GIVEN EXERCISE.
Scan the material for the word "chevron", and copy each line where it shows up.
_ _ _
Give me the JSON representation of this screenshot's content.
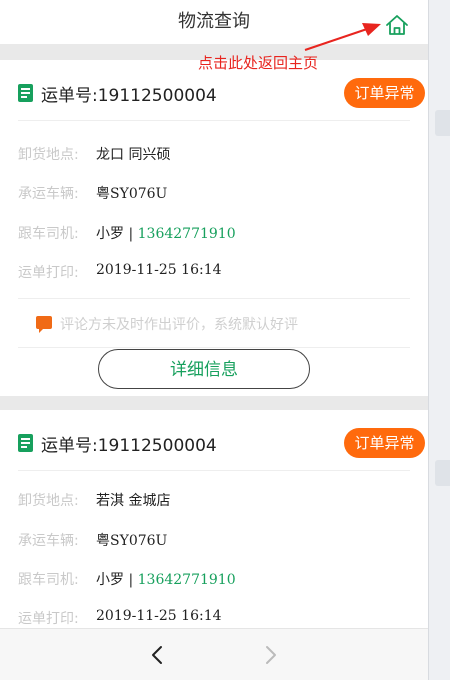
{
  "header": {
    "title": "物流查询",
    "home_icon": "home-icon"
  },
  "annotation": {
    "text": "点击此处返回主页",
    "color": "#e8251f"
  },
  "colors": {
    "accent_green": "#17a05d",
    "badge_orange": "#ff6a0d",
    "muted_label": "#c9c9c9"
  },
  "cards": [
    {
      "waybill": "运单号:19112500004",
      "status_badge": "订单异常",
      "fields": [
        {
          "label": "卸货地点:",
          "value": "龙口 同兴硕"
        },
        {
          "label": "承运车辆:",
          "value": "粤SY076U"
        },
        {
          "label": "跟车司机:",
          "value": "小罗 | ",
          "phone": "13642771910"
        },
        {
          "label": "运单打印:",
          "value": "2019-11-25 16:14"
        }
      ],
      "comment": "评论方未及时作出评价，系统默认好评",
      "detail_button": "详细信息"
    },
    {
      "waybill": "运单号:19112500004",
      "status_badge": "订单异常",
      "fields": [
        {
          "label": "卸货地点:",
          "value": "若淇 金城店"
        },
        {
          "label": "承运车辆:",
          "value": "粤SY076U"
        },
        {
          "label": "跟车司机:",
          "value": "小罗 | ",
          "phone": "13642771910"
        },
        {
          "label": "运单打印:",
          "value": "2019-11-25 16:14"
        }
      ]
    }
  ],
  "bottom_nav": {
    "back_icon": "chevron-left-icon",
    "forward_icon": "chevron-right-icon"
  }
}
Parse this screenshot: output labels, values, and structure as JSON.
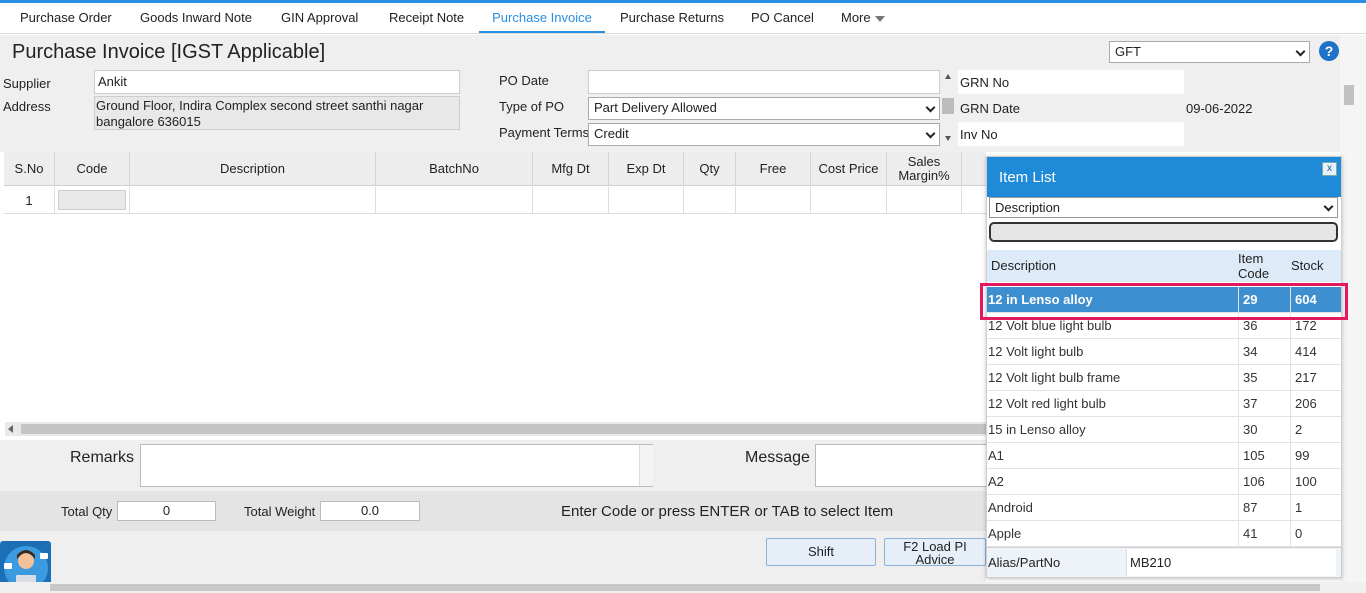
{
  "tabs": [
    {
      "label": "Purchase Order"
    },
    {
      "label": "Goods Inward Note"
    },
    {
      "label": "GIN Approval"
    },
    {
      "label": "Receipt Note"
    },
    {
      "label": "Purchase Invoice"
    },
    {
      "label": "Purchase Returns"
    },
    {
      "label": "PO Cancel"
    },
    {
      "label": "More"
    }
  ],
  "page_title": "Purchase Invoice [IGST Applicable]",
  "company_select": "GFT",
  "help_icon_label": "?",
  "form": {
    "supplier_label": "Supplier",
    "supplier_value": "Ankit",
    "address_label": "Address",
    "address_line1": "Ground Floor, Indira Complex second street santhi nagar",
    "address_line2": "bangalore 636015",
    "po_date_label": "PO Date",
    "po_date_value": "",
    "type_of_po_label": "Type of PO",
    "type_of_po_value": "Part Delivery Allowed",
    "payment_terms_label": "Payment Terms",
    "payment_terms_value": "Credit",
    "grn_no_label": "GRN No",
    "grn_no_value": "",
    "grn_date_label": "GRN Date",
    "grn_date_value": "09-06-2022",
    "inv_no_label": "Inv No",
    "inv_no_value": ""
  },
  "grid": {
    "columns": [
      "S.No",
      "Code",
      "Description",
      "BatchNo",
      "Mfg Dt",
      "Exp Dt",
      "Qty",
      "Free",
      "Cost Price",
      "Sales Margin%"
    ],
    "rows": [
      {
        "sno": "1"
      }
    ]
  },
  "bottom": {
    "remarks_label": "Remarks",
    "message_label": "Message",
    "total_qty_label": "Total Qty",
    "total_qty_value": "0",
    "total_weight_label": "Total Weight",
    "total_weight_value": "0.0",
    "hint": "Enter Code or press ENTER or TAB to select Item",
    "shift_button": "Shift",
    "f2_button_line1": "F2 Load PI",
    "f2_button_line2": "Advice"
  },
  "item_list": {
    "title": "Item List",
    "close_label": "x",
    "search_by": "Description",
    "headers": {
      "description": "Description",
      "item_code_line1": "Item",
      "item_code_line2": "Code",
      "stock": "Stock"
    },
    "items": [
      {
        "description": "12 in Lenso alloy",
        "code": "29",
        "stock": "604"
      },
      {
        "description": "12 Volt blue light bulb",
        "code": "36",
        "stock": "172"
      },
      {
        "description": "12 Volt light bulb",
        "code": "34",
        "stock": "414"
      },
      {
        "description": "12 Volt light bulb frame",
        "code": "35",
        "stock": "217"
      },
      {
        "description": "12 Volt red light bulb",
        "code": "37",
        "stock": "206"
      },
      {
        "description": "15 in Lenso alloy",
        "code": "30",
        "stock": "2"
      },
      {
        "description": "A1",
        "code": "105",
        "stock": "99"
      },
      {
        "description": "A2",
        "code": "106",
        "stock": "100"
      },
      {
        "description": "Android",
        "code": "87",
        "stock": "1"
      },
      {
        "description": "Apple",
        "code": "41",
        "stock": "0"
      }
    ],
    "selected_index": 0,
    "alias_label": "Alias/PartNo",
    "alias_value": "MB210"
  }
}
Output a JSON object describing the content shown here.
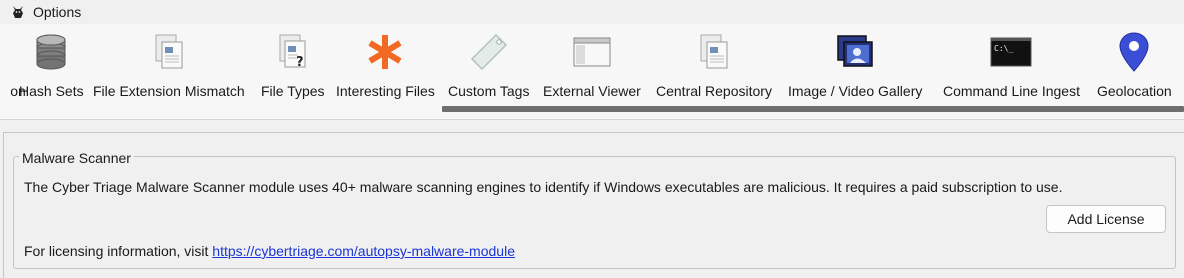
_ _ _
ANSWER TO THIS TASK.
    "back_icon": "chevron-left-icon",
    "forward_icon": "chevron-right-icon"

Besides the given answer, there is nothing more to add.